**Exercise directions**
Take every line from the listing below that contains "subtitle".

-- START OF Items --

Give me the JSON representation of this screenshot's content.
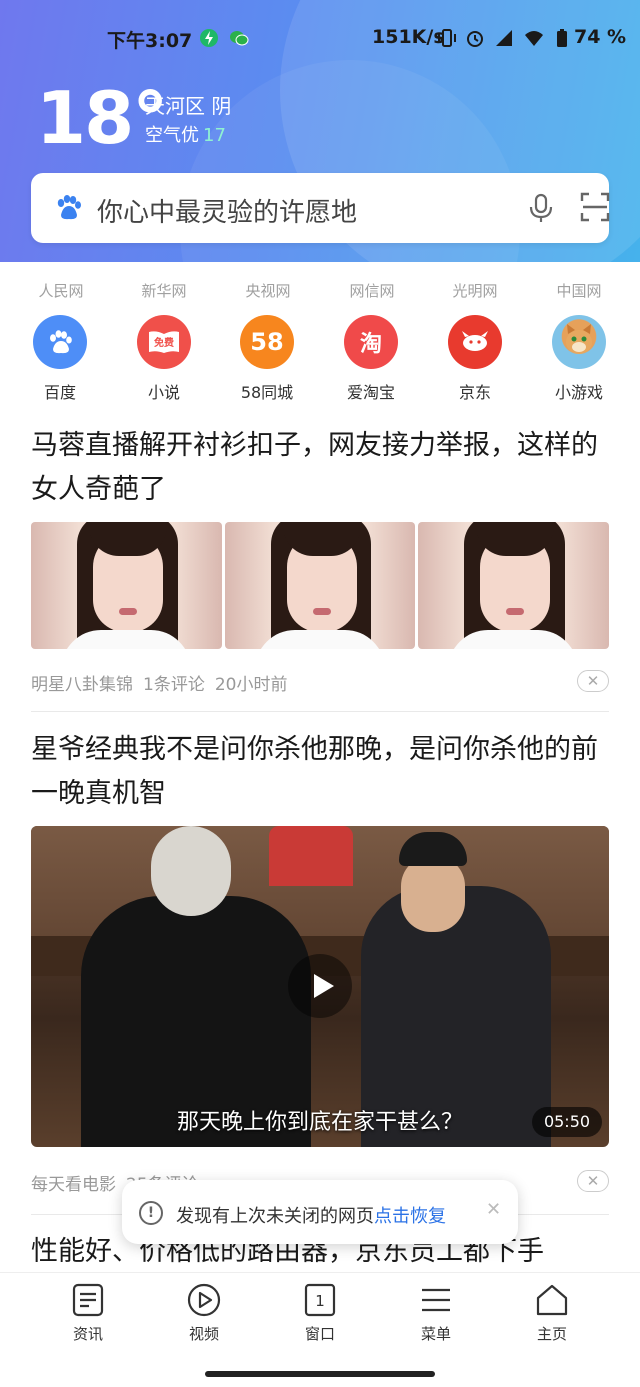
{
  "status_bar": {
    "time": "下午3:07",
    "speed": "151K/s",
    "battery": "74 %"
  },
  "weather": {
    "temperature": "18°",
    "location_weather": "天河区 阴",
    "air_label": "空气优",
    "air_value": "17"
  },
  "search": {
    "placeholder": "你心中最灵验的许愿地"
  },
  "site_links": [
    "人民网",
    "新华网",
    "央视网",
    "网信网",
    "光明网",
    "中国网"
  ],
  "apps": [
    {
      "name": "百度",
      "icon": "paw-icon",
      "color": "#4e8ef7"
    },
    {
      "name": "小说",
      "icon": "book-icon",
      "badge": "免费",
      "color": "#f0504a"
    },
    {
      "name": "58同城",
      "icon": "58-icon",
      "badge": "58",
      "color": "#f7861e"
    },
    {
      "name": "爱淘宝",
      "icon": "taobao-icon",
      "badge": "淘",
      "color": "#f04a4a"
    },
    {
      "name": "京东",
      "icon": "jd-dog-icon",
      "color": "#e83a2e"
    },
    {
      "name": "小游戏",
      "icon": "game-cat-icon",
      "color": "#7fc3e8"
    }
  ],
  "news": [
    {
      "title": "马蓉直播解开衬衫扣子，网友接力举报，这样的女人奇葩了",
      "source": "明星八卦集锦",
      "comments": "1条评论",
      "time": "20小时前"
    },
    {
      "title": "星爷经典我不是问你杀他那晚，是问你杀他的前一晚真机智",
      "subtitle": "那天晚上你到底在家干甚么？",
      "duration": "05:50",
      "source": "每天看电影",
      "comments": "25条评论"
    },
    {
      "title": "性能好、价格低的路由器，京东员工都下手"
    }
  ],
  "toast": {
    "message": "发现有上次未关闭的网页",
    "action": "点击恢复"
  },
  "bottom_nav": [
    {
      "label": "资讯",
      "icon": "news-icon"
    },
    {
      "label": "视频",
      "icon": "video-icon"
    },
    {
      "label": "窗口",
      "icon": "window-icon",
      "count": "1"
    },
    {
      "label": "菜单",
      "icon": "menu-icon"
    },
    {
      "label": "主页",
      "icon": "home-icon"
    }
  ]
}
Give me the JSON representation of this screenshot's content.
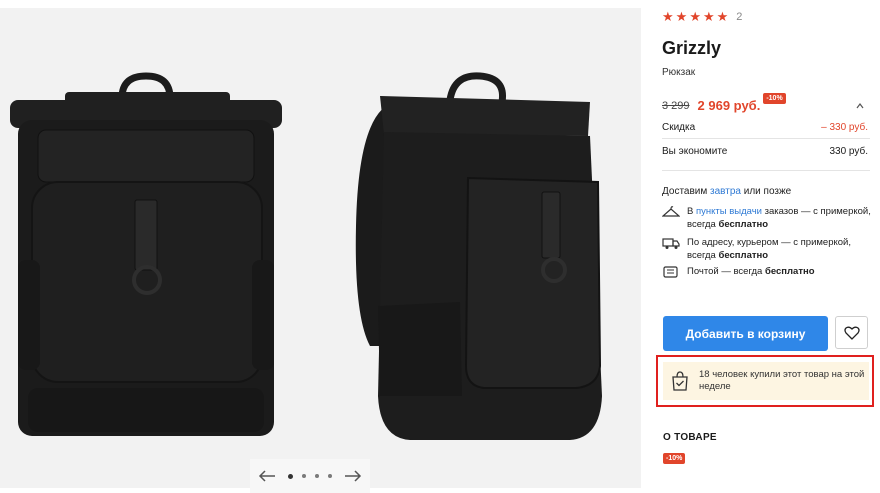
{
  "product": {
    "rating_stars": 5,
    "review_count": "2",
    "title": "Grizzly",
    "subtitle": "Рюкзак",
    "old_price": "3 299",
    "price": "2 969 руб.",
    "discount_badge": "-10%"
  },
  "price_breakdown": {
    "discount_label": "Скидка",
    "discount_value": "– 330 руб.",
    "save_label": "Вы экономите",
    "save_value": "330 руб."
  },
  "delivery": {
    "head_prefix": "Доставим ",
    "head_link": "завтра",
    "head_suffix": " или позже",
    "options": [
      {
        "icon": "hanger-icon",
        "prefix": "В ",
        "link": "пункты выдачи",
        "text": " заказов — с примеркой, всегда ",
        "bold": "бесплатно"
      },
      {
        "icon": "truck-icon",
        "prefix": "",
        "link": "",
        "text": "По адресу, курьером — с примеркой, всегда ",
        "bold": "бесплатно"
      },
      {
        "icon": "mail-icon",
        "prefix": "",
        "link": "",
        "text": "Почтой — всегда ",
        "bold": "бесплатно"
      }
    ]
  },
  "actions": {
    "add_to_cart": "Добавить в корзину",
    "favorite_icon": "heart-icon"
  },
  "promo": {
    "icon": "shopping-bag-check-icon",
    "text": "18 человек купили этот товар на этой неделе"
  },
  "about": {
    "heading": "О ТОВАРЕ",
    "badge": "-10%"
  },
  "gallery": {
    "dot_count": 4,
    "active_dot": 0,
    "colors": {
      "accent": "#e1452b",
      "button": "#2f87e8",
      "link": "#2f7ad4",
      "promo_bg": "#fdf5e2",
      "highlight": "#e0201e"
    }
  }
}
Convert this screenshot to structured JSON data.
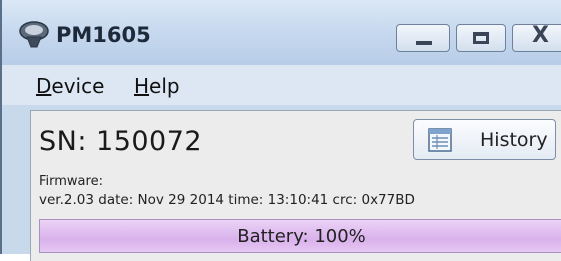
{
  "window": {
    "title": "PM1605",
    "app_icon": "device-icon",
    "controls": {
      "minimize_icon": "minimize-icon",
      "maximize_icon": "maximize-icon",
      "close_icon": "close-icon",
      "close_glyph": "X"
    }
  },
  "menu": {
    "device": {
      "mnemonic": "D",
      "rest": "evice"
    },
    "help": {
      "mnemonic": "H",
      "rest": "elp"
    }
  },
  "device": {
    "serial": "SN: 150072",
    "history_label": "History",
    "history_icon": "history-icon",
    "firmware_label": "Firmware:",
    "firmware_info": "ver.2.03 date: Nov 29 2014 time: 13:10:41  crc: 0x77BD"
  },
  "battery": {
    "label": "Battery: 100%",
    "level_percent": 100,
    "color": "#d9b1ec"
  }
}
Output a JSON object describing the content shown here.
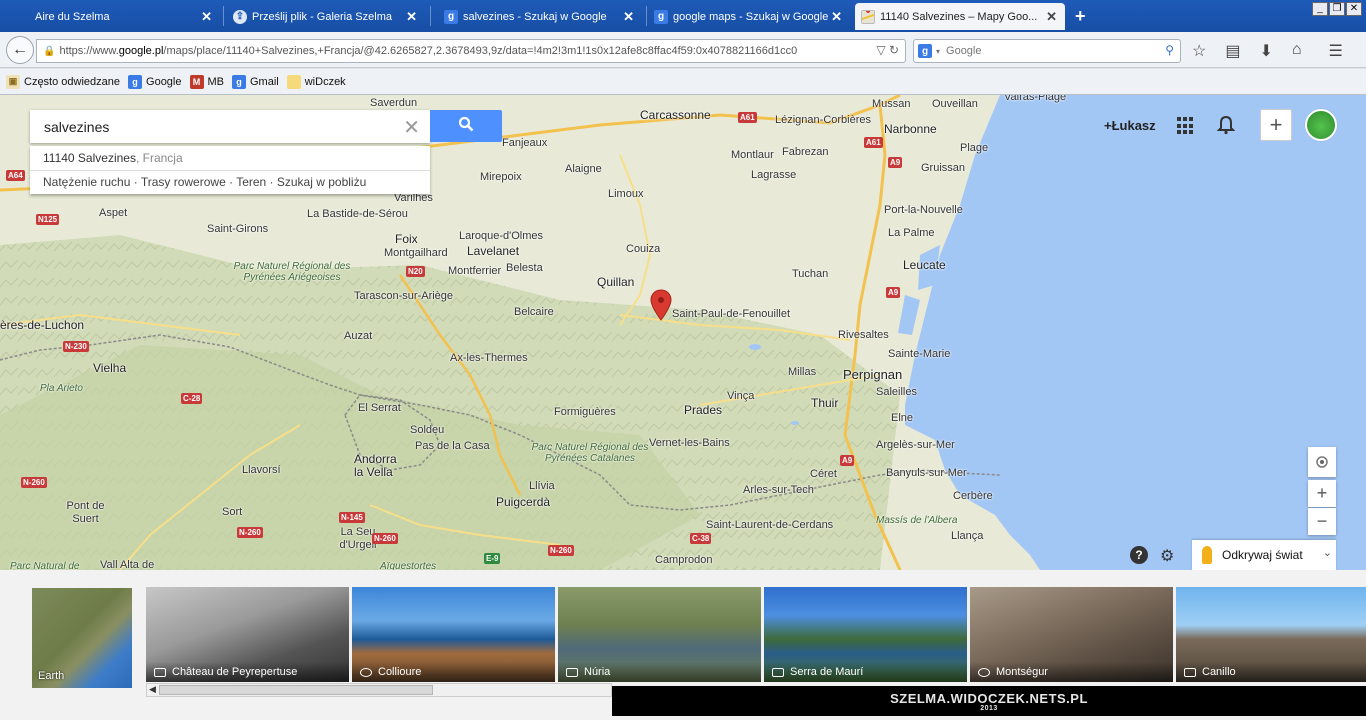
{
  "browser": {
    "tabs": [
      {
        "title": "Aire du Szelma",
        "icon": "blank-page-icon",
        "active": false
      },
      {
        "title": "Prześlij plik - Galeria Szelma",
        "icon": "upload-favicon",
        "active": false
      },
      {
        "title": "salvezines - Szukaj w Google",
        "icon": "google-favicon",
        "active": false
      },
      {
        "title": "google maps - Szukaj w Google",
        "icon": "google-favicon",
        "active": false
      },
      {
        "title": "11140 Salvezines – Mapy Goo...",
        "icon": "maps-favicon",
        "active": true
      }
    ],
    "window_buttons": [
      "_",
      "❐",
      "✕"
    ],
    "url_prefix": "https://www.",
    "url_domain": "google.pl",
    "url_rest": "/maps/place/11140+Salvezines,+Francja/@42.6265827,2.3678493,9z/data=!4m2!3m1!1s0x12afe8c8ffac4f59:0x4078821166d1cc0",
    "search_engine_placeholder": "Google",
    "bookmarks": [
      {
        "label": "Często odwiedzane",
        "icon": "bookmark-folder-icon"
      },
      {
        "label": "Google",
        "icon": "google-favicon"
      },
      {
        "label": "MB",
        "icon": "mb-favicon"
      },
      {
        "label": "Gmail",
        "icon": "google-favicon"
      },
      {
        "label": "wiDczek",
        "icon": "folder-icon"
      }
    ]
  },
  "maps": {
    "search_query": "salvezines",
    "suggestion_main": "11140 Salvezines",
    "suggestion_sub": ", Francja",
    "suggestion_links": "Natężenie ruchu · Trasy rowerowe · Teren · Szukaj w pobliżu",
    "user_name": "+Łukasz",
    "explore_label": "Odkrywaj świat",
    "zoom_in": "+",
    "zoom_out": "−",
    "places": [
      {
        "name": "Saverdun"
      },
      {
        "name": "Fanjeaux"
      },
      {
        "name": "Carcassonne"
      },
      {
        "name": "Lézignan-Corbières"
      },
      {
        "name": "Narbonne"
      },
      {
        "name": "Montlaur"
      },
      {
        "name": "Fabrezan"
      },
      {
        "name": "Mirepoix"
      },
      {
        "name": "Alaigne"
      },
      {
        "name": "Lagrasse"
      },
      {
        "name": "Gruissan"
      },
      {
        "name": "Aspet"
      },
      {
        "name": "La Bastide-de-Sérou"
      },
      {
        "name": "Limoux"
      },
      {
        "name": "Port-la-Nouvelle"
      },
      {
        "name": "Saint-Girons"
      },
      {
        "name": "Foix"
      },
      {
        "name": "Laroque-d'Olmes"
      },
      {
        "name": "Lavelanet"
      },
      {
        "name": "Couiza"
      },
      {
        "name": "La Palme"
      },
      {
        "name": "Montgailhard"
      },
      {
        "name": "Montferrier"
      },
      {
        "name": "Belesta"
      },
      {
        "name": "Tuchan"
      },
      {
        "name": "Leucate"
      },
      {
        "name": "Tarascon-sur-Ariège"
      },
      {
        "name": "Quillan"
      },
      {
        "name": "Belcaire"
      },
      {
        "name": "Saint-Paul-de-Fenouillet"
      },
      {
        "name": "ères-de-Luchon"
      },
      {
        "name": "Auzat"
      },
      {
        "name": "Rivesaltes"
      },
      {
        "name": "Sainte-Marie"
      },
      {
        "name": "Ax-les-Thermes"
      },
      {
        "name": "Vielha"
      },
      {
        "name": "Millas"
      },
      {
        "name": "Perpignan"
      },
      {
        "name": "Saleilles"
      },
      {
        "name": "El Serrat"
      },
      {
        "name": "Formiguères"
      },
      {
        "name": "Prades"
      },
      {
        "name": "Vinça"
      },
      {
        "name": "Thuir"
      },
      {
        "name": "Elne"
      },
      {
        "name": "Soldeu"
      },
      {
        "name": "Pas de la Casa"
      },
      {
        "name": "Vernet-les-Bains"
      },
      {
        "name": "Argelès-sur-Mer"
      },
      {
        "name": "Andorra la Vella"
      },
      {
        "name": "Llavorsí"
      },
      {
        "name": "Céret"
      },
      {
        "name": "Banyuls-sur-Mer"
      },
      {
        "name": "Llívia"
      },
      {
        "name": "Arles-sur-Tech"
      },
      {
        "name": "Cerbère"
      },
      {
        "name": "Sort"
      },
      {
        "name": "Puigcerdà"
      },
      {
        "name": "Pont de Suert"
      },
      {
        "name": "La Seu d'Urgell"
      },
      {
        "name": "Saint-Laurent-de-Cerdans"
      },
      {
        "name": "Llança"
      },
      {
        "name": "Vall Alta de"
      },
      {
        "name": "Camprodon"
      },
      {
        "name": "Massís de l'Albera"
      },
      {
        "name": "Plage"
      },
      {
        "name": "Valras-Plage"
      },
      {
        "name": "Mussan"
      },
      {
        "name": "Ouveillan"
      },
      {
        "name": "Varilhes"
      },
      {
        "name": "Pla Arieto"
      }
    ],
    "parks": [
      {
        "name": "Parc Naturel Régional des Pyrénées Ariégeoises"
      },
      {
        "name": "Parc Naturel Régional des Pyrénées Catalanes"
      },
      {
        "name": "Parc Natural de"
      },
      {
        "name": "Aïguestortes"
      }
    ],
    "roads": [
      {
        "label": "A64",
        "color": "red"
      },
      {
        "label": "N125",
        "color": "red"
      },
      {
        "label": "N20",
        "color": "red"
      },
      {
        "label": "A61",
        "color": "red"
      },
      {
        "label": "A61",
        "color": "red"
      },
      {
        "label": "A9",
        "color": "red"
      },
      {
        "label": "A9",
        "color": "red"
      },
      {
        "label": "A9",
        "color": "red"
      },
      {
        "label": "N-230",
        "color": "red"
      },
      {
        "label": "C-28",
        "color": "red"
      },
      {
        "label": "N-260",
        "color": "red"
      },
      {
        "label": "N-145",
        "color": "red"
      },
      {
        "label": "N-260",
        "color": "red"
      },
      {
        "label": "N-260",
        "color": "red"
      },
      {
        "label": "N-260",
        "color": "red"
      },
      {
        "label": "C-38",
        "color": "red"
      },
      {
        "label": "E-9",
        "color": "green"
      }
    ]
  },
  "photos": {
    "earth_label": "Earth",
    "items": [
      {
        "caption": "Château de Peyrepertuse"
      },
      {
        "caption": "Collioure"
      },
      {
        "caption": "Núria"
      },
      {
        "caption": "Serra de Maurí"
      },
      {
        "caption": "Montségur"
      },
      {
        "caption": "Canillo"
      }
    ]
  },
  "watermark": {
    "text": "SZELMA.WIDOCZEK.NETS.PL",
    "year": "2013"
  },
  "colors": {
    "tabbar": "#1e5bb8",
    "search_button": "#4d90fe",
    "sea": "#a3c7f5",
    "land": "#e8ead7",
    "road_red": "#c8393a",
    "pin": "#d93a2f"
  }
}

-- END OF Items --

**Task response**
      "subtitle": "那天晚上你到底在家干甚么？",
    "subtitle": "Рюкзак",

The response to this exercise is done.